### [STATED PROBLEM]
What lines of the data hold the string "under"? Pull each one out.

### [RECORDED INFORMATION]
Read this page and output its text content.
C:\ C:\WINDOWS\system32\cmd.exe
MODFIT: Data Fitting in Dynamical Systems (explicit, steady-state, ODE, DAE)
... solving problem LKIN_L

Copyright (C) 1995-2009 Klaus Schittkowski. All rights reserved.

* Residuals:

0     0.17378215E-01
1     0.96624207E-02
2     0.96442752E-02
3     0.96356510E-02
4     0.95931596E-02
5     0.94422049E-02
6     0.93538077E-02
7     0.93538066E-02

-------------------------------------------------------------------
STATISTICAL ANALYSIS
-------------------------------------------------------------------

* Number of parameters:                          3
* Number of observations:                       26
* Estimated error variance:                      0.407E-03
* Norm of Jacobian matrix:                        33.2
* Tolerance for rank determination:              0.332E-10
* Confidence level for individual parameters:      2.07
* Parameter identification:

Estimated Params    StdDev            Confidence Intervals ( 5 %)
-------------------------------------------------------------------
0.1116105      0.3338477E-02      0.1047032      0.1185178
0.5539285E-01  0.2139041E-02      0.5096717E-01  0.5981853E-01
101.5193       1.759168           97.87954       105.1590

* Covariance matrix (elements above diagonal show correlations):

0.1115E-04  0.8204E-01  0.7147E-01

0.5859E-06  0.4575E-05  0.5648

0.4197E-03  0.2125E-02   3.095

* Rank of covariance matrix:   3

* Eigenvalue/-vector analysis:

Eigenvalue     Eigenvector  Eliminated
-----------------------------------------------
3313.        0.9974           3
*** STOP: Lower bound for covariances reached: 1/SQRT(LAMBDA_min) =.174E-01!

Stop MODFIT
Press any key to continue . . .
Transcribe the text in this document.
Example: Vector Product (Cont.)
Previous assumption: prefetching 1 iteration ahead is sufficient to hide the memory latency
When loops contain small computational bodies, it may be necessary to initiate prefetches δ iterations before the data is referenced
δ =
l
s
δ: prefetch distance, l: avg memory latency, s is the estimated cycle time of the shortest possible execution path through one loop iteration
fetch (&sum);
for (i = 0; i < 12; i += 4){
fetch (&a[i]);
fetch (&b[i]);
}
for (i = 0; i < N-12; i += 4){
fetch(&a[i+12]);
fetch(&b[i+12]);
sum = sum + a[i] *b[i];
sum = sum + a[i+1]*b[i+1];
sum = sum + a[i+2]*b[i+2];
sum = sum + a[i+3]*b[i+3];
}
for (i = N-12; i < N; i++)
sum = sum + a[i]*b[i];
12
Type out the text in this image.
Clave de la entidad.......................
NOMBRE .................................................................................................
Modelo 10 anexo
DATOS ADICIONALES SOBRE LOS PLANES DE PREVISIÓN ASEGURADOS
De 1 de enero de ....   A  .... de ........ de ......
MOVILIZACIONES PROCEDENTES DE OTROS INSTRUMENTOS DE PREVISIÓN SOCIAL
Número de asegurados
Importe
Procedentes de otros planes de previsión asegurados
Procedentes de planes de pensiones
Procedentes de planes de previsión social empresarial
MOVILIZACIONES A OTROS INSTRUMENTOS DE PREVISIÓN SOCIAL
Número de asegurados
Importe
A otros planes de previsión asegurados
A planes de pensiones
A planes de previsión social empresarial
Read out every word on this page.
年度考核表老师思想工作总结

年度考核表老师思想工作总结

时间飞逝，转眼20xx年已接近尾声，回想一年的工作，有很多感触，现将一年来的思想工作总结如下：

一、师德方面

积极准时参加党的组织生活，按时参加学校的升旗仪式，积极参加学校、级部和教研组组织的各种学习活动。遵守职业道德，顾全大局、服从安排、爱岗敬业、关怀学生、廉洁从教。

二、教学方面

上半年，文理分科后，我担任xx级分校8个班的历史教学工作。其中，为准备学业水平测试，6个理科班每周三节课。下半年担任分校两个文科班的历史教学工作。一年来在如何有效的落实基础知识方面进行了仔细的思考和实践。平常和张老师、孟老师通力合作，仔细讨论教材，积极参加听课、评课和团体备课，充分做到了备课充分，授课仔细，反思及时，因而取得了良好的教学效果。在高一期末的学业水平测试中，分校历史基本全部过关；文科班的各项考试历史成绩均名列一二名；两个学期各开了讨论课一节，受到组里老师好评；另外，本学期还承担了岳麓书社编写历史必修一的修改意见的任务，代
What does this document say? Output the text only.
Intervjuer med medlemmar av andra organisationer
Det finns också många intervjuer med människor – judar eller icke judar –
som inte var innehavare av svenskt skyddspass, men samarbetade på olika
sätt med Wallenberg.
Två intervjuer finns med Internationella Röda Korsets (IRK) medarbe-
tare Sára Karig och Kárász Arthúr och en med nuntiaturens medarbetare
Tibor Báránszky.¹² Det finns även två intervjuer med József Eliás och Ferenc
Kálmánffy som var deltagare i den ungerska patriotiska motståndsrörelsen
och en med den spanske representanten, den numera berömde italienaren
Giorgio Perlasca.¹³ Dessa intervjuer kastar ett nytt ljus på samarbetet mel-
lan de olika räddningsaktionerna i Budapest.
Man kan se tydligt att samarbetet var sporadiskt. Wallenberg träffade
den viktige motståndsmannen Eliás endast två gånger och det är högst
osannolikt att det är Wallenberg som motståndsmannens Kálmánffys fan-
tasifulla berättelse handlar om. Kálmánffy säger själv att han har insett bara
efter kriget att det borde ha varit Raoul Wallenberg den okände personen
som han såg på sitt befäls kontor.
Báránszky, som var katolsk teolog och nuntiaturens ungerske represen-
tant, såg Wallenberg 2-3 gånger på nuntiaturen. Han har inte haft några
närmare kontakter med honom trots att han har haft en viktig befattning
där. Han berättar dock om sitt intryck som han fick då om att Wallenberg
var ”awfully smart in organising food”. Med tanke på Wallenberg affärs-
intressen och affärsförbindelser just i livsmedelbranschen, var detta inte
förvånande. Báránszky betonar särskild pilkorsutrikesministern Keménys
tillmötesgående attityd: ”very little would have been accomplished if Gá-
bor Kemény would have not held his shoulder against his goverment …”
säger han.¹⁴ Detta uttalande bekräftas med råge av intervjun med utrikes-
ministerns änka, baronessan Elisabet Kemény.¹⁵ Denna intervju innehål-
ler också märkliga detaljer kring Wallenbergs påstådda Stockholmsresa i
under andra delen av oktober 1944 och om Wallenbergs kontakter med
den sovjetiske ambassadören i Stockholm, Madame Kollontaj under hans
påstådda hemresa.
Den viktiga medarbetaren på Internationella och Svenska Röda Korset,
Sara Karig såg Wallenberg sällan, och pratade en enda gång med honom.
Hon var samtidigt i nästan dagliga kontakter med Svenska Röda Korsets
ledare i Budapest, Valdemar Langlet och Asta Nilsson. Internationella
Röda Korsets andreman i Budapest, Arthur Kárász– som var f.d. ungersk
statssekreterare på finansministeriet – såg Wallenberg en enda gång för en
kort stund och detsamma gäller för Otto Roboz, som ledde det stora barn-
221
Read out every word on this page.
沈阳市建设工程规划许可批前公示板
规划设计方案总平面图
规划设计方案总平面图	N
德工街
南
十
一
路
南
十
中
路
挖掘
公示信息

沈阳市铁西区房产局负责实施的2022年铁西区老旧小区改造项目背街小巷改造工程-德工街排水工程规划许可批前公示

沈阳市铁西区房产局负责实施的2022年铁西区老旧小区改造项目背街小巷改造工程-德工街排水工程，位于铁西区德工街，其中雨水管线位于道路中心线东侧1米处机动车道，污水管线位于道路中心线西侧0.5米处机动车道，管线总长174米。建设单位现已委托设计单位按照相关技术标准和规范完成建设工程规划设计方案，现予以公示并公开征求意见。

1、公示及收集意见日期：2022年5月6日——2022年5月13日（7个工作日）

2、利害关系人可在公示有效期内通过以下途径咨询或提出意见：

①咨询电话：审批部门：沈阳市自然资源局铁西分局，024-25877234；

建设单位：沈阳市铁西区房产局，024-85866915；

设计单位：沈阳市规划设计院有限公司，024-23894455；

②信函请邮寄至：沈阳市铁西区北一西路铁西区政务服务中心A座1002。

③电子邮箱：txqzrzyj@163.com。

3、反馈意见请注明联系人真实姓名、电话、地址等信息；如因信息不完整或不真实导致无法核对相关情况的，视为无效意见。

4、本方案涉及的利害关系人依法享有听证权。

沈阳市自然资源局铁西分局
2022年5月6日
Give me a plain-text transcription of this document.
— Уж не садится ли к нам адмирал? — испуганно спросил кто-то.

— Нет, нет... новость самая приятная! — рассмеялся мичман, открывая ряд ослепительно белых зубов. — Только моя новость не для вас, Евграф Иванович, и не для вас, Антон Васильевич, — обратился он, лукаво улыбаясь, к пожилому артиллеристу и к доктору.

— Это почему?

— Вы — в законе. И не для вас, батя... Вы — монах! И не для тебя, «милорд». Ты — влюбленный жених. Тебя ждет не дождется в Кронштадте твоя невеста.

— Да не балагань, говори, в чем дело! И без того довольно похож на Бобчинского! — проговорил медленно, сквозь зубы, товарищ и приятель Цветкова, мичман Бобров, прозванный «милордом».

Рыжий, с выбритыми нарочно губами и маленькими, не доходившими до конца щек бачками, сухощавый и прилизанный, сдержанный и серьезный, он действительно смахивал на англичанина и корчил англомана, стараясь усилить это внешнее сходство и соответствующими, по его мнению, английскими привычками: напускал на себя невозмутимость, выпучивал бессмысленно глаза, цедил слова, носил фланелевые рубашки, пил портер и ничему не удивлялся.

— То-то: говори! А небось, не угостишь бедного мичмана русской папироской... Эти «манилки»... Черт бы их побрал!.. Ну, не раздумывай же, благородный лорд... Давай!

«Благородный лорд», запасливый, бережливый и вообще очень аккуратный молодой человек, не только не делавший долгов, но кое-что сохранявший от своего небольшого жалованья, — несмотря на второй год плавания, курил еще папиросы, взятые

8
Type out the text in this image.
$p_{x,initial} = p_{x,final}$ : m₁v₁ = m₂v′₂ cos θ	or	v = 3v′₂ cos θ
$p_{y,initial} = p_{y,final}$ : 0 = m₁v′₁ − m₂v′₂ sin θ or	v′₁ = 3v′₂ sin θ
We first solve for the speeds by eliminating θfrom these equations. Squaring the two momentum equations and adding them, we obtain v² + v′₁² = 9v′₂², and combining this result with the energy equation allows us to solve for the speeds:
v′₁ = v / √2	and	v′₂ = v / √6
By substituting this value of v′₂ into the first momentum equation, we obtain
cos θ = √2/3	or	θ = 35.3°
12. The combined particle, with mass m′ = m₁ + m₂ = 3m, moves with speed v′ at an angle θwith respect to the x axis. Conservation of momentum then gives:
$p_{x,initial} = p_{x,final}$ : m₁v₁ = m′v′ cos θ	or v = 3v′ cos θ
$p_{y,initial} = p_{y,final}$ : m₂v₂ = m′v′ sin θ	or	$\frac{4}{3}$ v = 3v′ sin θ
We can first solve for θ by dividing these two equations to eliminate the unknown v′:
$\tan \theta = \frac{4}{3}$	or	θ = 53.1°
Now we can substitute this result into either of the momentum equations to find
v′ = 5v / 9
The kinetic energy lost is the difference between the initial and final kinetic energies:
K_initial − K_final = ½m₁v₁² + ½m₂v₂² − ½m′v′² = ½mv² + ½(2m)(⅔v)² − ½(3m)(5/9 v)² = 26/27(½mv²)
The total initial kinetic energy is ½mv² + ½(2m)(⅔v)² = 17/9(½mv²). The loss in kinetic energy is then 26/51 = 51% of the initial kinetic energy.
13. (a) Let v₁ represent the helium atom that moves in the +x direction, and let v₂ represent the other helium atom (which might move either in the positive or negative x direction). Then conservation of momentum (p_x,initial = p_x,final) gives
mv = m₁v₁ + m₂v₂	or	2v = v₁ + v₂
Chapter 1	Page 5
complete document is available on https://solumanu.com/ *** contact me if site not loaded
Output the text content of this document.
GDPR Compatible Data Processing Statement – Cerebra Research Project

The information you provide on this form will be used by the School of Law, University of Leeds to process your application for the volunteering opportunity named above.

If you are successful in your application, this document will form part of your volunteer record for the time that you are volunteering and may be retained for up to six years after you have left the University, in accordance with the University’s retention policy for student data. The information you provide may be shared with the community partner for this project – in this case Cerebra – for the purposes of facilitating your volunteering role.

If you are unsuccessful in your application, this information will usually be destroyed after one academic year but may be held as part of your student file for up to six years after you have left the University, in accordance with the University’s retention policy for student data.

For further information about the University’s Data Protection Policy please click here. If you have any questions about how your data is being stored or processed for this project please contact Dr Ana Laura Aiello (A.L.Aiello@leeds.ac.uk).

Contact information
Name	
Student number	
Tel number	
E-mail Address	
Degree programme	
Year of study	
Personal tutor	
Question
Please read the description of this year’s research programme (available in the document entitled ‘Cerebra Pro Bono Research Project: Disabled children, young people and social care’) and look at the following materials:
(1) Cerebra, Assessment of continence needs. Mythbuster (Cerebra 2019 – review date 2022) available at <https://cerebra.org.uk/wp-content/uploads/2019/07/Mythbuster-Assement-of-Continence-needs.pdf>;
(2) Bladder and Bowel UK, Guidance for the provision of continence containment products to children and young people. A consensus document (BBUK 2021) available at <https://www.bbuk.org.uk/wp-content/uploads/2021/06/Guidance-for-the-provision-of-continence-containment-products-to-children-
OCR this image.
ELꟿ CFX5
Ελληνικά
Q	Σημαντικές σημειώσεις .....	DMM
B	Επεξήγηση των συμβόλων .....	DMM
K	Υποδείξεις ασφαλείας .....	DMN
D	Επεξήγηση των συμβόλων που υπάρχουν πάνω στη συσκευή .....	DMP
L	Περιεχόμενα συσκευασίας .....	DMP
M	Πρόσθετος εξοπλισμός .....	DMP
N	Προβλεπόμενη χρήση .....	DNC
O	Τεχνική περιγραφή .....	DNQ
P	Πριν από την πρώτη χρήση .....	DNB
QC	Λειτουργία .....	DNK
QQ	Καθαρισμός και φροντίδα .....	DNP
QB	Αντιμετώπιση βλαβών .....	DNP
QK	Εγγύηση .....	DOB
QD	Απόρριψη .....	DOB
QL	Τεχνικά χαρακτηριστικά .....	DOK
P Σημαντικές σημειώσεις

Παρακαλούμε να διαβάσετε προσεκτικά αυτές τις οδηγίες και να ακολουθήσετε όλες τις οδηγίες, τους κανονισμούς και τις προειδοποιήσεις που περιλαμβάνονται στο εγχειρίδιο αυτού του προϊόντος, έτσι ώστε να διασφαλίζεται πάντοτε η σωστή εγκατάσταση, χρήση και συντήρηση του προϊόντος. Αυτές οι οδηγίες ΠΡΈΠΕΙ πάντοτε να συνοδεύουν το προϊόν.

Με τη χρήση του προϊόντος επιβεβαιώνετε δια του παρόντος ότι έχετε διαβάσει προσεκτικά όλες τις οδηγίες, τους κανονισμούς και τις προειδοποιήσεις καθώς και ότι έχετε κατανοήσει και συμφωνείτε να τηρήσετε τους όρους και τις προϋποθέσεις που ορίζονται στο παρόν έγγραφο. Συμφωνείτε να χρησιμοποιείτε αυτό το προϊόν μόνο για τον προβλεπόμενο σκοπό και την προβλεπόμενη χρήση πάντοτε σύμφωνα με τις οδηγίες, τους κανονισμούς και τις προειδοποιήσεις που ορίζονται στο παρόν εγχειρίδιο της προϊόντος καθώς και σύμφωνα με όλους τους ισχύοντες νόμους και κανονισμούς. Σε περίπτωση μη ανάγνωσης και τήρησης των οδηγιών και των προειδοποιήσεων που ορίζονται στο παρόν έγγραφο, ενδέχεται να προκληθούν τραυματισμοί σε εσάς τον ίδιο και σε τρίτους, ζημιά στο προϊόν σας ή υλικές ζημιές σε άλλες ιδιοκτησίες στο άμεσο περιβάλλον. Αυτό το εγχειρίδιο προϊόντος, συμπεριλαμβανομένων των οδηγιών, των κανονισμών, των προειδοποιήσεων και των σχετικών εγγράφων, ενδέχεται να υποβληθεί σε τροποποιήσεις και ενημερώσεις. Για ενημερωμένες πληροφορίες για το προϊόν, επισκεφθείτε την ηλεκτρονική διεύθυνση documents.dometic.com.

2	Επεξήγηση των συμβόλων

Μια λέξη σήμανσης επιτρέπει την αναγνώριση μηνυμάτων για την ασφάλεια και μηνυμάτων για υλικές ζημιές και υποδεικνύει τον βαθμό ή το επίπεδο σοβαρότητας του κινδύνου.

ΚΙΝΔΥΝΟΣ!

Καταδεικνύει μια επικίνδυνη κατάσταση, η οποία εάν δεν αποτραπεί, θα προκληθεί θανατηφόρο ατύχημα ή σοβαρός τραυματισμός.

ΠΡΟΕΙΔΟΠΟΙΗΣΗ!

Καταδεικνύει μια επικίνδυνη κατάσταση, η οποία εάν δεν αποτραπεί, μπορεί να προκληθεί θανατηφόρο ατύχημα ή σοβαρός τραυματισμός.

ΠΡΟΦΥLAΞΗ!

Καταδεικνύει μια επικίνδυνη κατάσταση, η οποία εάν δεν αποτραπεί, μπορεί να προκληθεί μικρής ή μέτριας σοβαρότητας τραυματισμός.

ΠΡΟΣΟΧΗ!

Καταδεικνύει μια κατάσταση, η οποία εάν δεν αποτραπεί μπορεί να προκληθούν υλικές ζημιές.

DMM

### [THE SOLUTION]
under andra delen av oktober 1944 och om Wallenbergs kontakter med
den sovjetiske ambassadören i Stockholm, Madame Kollontaj under hans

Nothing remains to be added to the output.